--- start of Provided records ---

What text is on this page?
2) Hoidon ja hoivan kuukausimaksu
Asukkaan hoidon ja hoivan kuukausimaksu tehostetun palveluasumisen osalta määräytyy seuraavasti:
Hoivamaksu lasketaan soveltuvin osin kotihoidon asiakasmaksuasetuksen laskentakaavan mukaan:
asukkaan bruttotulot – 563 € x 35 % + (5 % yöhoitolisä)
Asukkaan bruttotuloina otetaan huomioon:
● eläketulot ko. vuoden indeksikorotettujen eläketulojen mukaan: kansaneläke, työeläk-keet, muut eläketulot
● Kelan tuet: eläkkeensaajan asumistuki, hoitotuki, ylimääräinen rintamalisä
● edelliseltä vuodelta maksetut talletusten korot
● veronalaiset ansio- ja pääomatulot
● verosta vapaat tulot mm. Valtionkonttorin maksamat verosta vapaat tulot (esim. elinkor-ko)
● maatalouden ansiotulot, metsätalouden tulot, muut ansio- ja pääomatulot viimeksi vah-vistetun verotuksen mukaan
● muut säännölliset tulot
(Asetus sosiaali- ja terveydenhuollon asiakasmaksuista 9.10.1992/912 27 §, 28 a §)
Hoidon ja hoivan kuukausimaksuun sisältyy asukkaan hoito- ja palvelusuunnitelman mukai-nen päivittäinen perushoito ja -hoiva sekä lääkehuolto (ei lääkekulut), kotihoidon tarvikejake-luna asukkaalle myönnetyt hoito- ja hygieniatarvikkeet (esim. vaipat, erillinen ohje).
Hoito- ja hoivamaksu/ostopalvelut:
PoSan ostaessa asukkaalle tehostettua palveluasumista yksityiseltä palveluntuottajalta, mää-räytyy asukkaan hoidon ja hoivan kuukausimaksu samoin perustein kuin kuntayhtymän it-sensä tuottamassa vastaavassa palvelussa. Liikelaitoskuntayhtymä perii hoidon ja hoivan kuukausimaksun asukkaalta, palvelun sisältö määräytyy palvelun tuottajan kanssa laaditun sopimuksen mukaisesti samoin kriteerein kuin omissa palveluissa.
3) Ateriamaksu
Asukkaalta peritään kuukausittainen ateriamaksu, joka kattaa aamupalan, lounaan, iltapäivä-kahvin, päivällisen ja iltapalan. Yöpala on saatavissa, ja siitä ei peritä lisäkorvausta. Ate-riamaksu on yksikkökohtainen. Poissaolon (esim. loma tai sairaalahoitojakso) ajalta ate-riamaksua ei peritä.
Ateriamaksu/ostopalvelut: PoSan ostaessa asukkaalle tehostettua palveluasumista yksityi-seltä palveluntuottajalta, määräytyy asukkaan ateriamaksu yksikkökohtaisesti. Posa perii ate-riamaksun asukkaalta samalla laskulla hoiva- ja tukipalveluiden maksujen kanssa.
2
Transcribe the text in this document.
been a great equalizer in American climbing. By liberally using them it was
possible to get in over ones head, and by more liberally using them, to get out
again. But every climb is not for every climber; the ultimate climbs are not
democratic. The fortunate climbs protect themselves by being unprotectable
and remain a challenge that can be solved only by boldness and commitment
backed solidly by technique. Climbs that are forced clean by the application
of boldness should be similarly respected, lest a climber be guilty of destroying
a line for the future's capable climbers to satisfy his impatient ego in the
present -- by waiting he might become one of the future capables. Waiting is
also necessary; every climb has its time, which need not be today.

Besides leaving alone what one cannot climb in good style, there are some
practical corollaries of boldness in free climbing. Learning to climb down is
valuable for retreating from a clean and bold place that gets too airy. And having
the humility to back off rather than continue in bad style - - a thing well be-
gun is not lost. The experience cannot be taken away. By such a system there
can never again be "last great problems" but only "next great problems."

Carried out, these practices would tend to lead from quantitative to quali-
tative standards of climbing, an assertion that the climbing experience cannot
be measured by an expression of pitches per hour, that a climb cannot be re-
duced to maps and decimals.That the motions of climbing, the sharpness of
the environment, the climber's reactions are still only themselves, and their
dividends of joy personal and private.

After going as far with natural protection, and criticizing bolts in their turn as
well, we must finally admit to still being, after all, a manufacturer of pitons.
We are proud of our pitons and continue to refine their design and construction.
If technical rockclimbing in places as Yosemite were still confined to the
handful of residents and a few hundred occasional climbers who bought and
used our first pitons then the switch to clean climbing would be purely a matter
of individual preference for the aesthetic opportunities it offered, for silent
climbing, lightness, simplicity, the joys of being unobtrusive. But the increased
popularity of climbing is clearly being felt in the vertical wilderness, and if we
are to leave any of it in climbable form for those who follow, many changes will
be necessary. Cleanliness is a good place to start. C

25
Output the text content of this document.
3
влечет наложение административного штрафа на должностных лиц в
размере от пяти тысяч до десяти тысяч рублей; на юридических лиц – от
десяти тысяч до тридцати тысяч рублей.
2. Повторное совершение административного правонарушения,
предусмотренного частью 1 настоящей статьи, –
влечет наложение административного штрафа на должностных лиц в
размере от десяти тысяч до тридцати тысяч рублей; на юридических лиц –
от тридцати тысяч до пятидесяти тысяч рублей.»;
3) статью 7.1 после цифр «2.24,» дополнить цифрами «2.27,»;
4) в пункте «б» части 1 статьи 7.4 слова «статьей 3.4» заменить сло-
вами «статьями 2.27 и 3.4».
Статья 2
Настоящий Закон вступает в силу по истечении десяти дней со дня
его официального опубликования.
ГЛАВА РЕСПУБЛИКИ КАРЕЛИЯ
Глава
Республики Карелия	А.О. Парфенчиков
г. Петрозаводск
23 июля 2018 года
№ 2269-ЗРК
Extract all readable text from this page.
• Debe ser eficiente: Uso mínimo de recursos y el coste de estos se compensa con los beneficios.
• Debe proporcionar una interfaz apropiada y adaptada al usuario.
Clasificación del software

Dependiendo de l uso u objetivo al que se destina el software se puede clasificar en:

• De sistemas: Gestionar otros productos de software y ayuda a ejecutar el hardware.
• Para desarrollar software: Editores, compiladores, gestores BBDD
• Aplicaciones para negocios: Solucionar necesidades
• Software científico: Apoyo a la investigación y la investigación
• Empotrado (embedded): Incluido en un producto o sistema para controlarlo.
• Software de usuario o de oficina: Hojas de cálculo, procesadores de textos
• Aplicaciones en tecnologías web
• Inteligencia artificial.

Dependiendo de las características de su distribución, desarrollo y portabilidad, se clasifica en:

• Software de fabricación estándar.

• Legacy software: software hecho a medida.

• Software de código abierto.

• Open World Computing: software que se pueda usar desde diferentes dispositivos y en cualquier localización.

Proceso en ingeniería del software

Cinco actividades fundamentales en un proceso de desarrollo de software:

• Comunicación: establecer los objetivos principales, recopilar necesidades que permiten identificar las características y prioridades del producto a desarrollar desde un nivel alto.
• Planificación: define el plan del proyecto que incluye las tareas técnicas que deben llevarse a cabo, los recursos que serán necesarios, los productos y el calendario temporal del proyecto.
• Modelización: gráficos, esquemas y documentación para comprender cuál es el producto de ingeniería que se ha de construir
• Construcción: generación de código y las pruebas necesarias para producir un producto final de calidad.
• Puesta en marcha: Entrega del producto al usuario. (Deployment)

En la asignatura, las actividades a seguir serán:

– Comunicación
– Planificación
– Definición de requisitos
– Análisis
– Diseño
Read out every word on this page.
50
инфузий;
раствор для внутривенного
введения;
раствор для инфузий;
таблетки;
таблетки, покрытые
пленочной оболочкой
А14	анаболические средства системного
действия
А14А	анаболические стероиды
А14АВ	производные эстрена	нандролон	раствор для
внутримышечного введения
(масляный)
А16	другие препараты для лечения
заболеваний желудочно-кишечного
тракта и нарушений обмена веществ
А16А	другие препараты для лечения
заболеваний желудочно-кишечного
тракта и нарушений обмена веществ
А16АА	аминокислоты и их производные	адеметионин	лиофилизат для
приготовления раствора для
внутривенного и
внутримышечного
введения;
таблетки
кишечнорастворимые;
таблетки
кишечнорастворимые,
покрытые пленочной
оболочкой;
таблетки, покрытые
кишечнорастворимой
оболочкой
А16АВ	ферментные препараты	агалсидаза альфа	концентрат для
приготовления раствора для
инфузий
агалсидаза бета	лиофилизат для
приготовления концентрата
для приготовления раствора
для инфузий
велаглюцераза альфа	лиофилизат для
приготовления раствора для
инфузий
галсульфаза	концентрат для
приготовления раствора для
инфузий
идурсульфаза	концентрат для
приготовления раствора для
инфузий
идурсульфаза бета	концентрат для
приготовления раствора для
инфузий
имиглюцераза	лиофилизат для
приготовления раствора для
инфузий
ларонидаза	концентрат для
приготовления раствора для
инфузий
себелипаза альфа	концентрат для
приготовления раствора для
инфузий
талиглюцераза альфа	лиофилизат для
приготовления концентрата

--- end of Provided records ---

• _Given request_
Show every line from the entries above in which "Aplicaciones" appears.

• _Final result_
• Aplicaciones para negocios: Solucionar necesidades
• Aplicaciones en tecnologías web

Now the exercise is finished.